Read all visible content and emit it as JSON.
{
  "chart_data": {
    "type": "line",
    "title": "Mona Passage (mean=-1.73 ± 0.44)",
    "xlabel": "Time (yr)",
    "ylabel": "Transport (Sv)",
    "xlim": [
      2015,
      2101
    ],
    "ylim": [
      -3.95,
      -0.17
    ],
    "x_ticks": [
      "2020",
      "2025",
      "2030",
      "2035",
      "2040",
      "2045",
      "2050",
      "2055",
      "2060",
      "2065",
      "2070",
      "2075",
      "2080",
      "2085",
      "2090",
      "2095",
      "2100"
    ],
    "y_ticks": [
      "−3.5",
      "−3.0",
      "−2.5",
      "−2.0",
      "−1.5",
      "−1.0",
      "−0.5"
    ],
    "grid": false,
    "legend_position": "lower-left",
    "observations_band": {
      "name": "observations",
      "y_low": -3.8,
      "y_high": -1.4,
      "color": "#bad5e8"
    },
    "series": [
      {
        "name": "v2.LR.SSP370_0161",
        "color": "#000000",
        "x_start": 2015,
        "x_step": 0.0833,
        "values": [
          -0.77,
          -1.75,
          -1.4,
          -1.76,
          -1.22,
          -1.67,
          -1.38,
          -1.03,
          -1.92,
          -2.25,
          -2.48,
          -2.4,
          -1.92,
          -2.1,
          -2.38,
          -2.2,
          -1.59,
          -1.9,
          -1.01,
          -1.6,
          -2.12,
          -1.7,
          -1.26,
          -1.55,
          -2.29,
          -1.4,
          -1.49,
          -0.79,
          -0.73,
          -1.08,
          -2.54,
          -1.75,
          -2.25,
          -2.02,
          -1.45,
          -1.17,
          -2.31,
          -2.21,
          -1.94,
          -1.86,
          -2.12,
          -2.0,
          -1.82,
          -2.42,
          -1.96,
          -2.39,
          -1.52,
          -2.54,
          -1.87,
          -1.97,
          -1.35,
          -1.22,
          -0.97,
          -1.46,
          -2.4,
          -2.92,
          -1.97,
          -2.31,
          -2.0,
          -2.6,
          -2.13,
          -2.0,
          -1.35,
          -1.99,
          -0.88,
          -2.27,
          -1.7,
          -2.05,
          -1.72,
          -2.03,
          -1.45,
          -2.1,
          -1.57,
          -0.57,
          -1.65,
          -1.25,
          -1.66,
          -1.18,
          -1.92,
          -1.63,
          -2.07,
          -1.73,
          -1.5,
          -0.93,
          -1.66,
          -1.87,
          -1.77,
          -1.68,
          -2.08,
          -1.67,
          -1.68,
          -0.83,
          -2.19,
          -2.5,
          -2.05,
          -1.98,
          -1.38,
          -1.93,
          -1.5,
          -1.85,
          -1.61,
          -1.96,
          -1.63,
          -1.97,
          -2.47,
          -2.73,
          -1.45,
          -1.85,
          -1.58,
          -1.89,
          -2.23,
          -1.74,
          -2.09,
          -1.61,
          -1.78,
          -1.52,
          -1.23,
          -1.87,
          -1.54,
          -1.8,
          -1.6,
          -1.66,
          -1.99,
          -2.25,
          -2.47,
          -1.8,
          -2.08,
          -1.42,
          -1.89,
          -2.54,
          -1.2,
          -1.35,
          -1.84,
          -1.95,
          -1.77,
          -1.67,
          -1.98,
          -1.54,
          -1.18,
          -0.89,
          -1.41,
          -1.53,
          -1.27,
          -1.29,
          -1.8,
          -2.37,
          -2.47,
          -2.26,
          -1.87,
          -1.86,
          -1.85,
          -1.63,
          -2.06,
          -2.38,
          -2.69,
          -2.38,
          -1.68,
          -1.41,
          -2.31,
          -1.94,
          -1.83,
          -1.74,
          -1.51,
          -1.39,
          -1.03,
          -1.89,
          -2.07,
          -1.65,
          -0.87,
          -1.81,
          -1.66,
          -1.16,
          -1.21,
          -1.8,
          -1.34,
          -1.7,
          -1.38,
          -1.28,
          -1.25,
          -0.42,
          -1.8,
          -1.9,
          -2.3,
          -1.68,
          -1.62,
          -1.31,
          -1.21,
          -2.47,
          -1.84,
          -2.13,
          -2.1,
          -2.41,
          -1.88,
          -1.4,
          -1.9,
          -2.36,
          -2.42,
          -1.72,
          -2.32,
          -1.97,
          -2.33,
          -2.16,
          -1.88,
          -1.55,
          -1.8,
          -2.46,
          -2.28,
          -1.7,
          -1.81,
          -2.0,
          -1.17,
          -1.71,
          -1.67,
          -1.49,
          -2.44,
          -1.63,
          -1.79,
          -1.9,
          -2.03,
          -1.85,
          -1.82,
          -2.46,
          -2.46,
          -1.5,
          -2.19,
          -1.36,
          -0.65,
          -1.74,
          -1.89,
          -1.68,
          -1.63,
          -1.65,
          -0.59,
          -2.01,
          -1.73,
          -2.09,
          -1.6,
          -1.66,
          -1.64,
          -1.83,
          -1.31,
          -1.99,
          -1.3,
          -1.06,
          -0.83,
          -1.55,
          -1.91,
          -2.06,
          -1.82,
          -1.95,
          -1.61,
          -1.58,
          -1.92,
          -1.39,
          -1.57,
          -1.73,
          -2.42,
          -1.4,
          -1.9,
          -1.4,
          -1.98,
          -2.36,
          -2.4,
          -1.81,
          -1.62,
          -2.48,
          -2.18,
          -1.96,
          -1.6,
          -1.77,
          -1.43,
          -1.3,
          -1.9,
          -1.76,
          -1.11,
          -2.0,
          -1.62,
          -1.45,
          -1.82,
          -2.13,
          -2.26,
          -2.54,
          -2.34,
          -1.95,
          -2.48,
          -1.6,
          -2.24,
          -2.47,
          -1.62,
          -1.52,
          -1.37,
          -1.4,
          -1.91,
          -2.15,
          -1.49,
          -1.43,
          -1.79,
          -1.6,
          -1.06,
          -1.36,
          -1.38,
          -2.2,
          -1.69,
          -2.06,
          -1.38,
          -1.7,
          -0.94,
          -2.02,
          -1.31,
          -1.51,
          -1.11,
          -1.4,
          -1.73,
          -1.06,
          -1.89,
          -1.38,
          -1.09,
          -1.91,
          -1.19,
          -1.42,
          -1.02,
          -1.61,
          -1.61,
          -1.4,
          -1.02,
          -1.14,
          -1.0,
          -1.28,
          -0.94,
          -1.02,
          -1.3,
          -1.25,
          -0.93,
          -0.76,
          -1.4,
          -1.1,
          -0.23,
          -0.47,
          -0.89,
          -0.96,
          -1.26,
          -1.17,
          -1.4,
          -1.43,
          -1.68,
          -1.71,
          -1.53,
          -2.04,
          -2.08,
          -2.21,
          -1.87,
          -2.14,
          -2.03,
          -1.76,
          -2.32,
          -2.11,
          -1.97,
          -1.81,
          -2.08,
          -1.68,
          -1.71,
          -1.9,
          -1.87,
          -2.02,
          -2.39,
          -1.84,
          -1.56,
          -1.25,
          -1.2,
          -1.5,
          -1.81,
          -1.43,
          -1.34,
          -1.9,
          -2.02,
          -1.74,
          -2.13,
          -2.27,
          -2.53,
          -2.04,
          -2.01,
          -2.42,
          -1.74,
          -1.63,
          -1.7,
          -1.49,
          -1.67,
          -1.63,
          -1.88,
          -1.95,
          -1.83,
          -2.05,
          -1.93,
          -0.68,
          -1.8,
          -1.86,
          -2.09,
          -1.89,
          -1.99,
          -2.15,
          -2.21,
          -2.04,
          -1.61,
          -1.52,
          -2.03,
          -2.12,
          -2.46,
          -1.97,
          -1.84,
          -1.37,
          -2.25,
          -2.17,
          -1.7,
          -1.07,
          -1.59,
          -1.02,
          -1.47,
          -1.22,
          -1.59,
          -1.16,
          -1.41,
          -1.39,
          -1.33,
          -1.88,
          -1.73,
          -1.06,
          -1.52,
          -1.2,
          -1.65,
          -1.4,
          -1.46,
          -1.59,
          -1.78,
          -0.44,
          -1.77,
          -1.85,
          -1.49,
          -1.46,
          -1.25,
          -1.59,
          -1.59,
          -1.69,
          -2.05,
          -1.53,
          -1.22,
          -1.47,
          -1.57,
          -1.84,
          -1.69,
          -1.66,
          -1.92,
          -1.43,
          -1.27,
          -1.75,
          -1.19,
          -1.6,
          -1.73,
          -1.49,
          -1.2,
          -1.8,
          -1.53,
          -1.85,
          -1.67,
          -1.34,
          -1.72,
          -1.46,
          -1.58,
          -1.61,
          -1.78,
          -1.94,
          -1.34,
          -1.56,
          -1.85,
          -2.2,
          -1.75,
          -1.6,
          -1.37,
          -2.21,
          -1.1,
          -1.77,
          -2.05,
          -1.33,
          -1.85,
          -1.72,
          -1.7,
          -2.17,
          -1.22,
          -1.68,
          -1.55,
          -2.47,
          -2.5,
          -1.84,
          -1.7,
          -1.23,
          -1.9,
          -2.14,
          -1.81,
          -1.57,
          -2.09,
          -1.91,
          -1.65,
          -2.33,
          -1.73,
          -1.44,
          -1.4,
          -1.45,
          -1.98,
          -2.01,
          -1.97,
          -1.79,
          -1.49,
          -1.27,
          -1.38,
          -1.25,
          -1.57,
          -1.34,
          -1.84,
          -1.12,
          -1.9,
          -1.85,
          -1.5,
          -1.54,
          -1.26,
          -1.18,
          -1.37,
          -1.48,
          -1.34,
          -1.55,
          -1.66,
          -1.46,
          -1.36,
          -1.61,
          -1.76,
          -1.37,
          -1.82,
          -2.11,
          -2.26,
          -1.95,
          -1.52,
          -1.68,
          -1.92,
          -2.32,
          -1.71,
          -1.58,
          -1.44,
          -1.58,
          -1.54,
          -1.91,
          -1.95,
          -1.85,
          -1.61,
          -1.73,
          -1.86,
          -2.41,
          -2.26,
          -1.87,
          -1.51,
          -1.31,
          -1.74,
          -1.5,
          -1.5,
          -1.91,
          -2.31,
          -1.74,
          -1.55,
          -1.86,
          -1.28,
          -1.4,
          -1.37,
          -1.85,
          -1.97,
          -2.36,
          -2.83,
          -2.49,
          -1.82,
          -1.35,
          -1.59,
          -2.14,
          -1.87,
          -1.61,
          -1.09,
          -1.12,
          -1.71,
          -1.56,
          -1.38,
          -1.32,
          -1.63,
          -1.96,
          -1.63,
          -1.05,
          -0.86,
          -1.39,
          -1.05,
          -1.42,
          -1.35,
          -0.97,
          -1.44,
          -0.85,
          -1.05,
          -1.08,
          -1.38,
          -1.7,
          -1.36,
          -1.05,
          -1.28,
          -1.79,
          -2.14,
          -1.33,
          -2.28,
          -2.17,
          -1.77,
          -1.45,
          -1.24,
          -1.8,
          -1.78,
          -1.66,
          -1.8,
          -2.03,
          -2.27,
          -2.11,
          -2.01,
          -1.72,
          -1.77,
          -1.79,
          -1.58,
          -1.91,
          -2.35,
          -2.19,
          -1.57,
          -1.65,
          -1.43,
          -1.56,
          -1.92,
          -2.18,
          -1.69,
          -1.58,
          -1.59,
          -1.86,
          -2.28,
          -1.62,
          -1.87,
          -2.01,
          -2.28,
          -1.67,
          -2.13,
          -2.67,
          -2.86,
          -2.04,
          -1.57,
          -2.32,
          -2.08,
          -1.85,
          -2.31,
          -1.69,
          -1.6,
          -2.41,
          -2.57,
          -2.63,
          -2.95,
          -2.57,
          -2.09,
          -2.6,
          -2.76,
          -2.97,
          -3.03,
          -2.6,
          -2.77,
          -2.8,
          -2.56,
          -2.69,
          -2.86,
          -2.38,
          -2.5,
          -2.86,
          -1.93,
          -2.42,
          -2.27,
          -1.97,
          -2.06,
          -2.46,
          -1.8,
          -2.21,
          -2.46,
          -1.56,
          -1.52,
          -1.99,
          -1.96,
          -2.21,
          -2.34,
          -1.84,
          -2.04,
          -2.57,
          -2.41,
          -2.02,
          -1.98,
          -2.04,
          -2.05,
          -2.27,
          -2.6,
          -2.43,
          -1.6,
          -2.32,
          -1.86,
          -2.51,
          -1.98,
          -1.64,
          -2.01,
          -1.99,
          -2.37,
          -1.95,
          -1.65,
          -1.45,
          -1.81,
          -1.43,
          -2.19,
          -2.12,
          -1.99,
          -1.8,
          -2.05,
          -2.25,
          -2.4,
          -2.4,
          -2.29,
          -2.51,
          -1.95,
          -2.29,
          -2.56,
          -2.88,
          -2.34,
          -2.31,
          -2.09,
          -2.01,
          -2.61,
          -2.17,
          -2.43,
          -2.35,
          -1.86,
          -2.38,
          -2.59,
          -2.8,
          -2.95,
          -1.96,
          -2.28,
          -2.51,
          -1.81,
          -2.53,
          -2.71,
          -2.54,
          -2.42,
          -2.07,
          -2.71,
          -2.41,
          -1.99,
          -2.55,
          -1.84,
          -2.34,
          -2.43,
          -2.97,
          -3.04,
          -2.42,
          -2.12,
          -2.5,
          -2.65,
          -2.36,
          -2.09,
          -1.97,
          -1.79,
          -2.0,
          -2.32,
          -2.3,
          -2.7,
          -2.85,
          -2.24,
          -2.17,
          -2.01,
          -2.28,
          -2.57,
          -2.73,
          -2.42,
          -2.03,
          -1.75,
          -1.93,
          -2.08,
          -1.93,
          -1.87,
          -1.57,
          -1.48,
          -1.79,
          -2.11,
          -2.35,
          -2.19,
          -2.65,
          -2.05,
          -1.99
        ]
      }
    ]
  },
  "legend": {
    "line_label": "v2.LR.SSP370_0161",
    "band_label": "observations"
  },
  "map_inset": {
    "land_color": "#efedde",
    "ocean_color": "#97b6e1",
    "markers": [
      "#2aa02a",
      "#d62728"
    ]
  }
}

_What is needed_. Go through the records and copy each line with "name" in it.

_Answer to this task_.
      "name": "observations",
        "name": "v2.LR.SSP370_0161",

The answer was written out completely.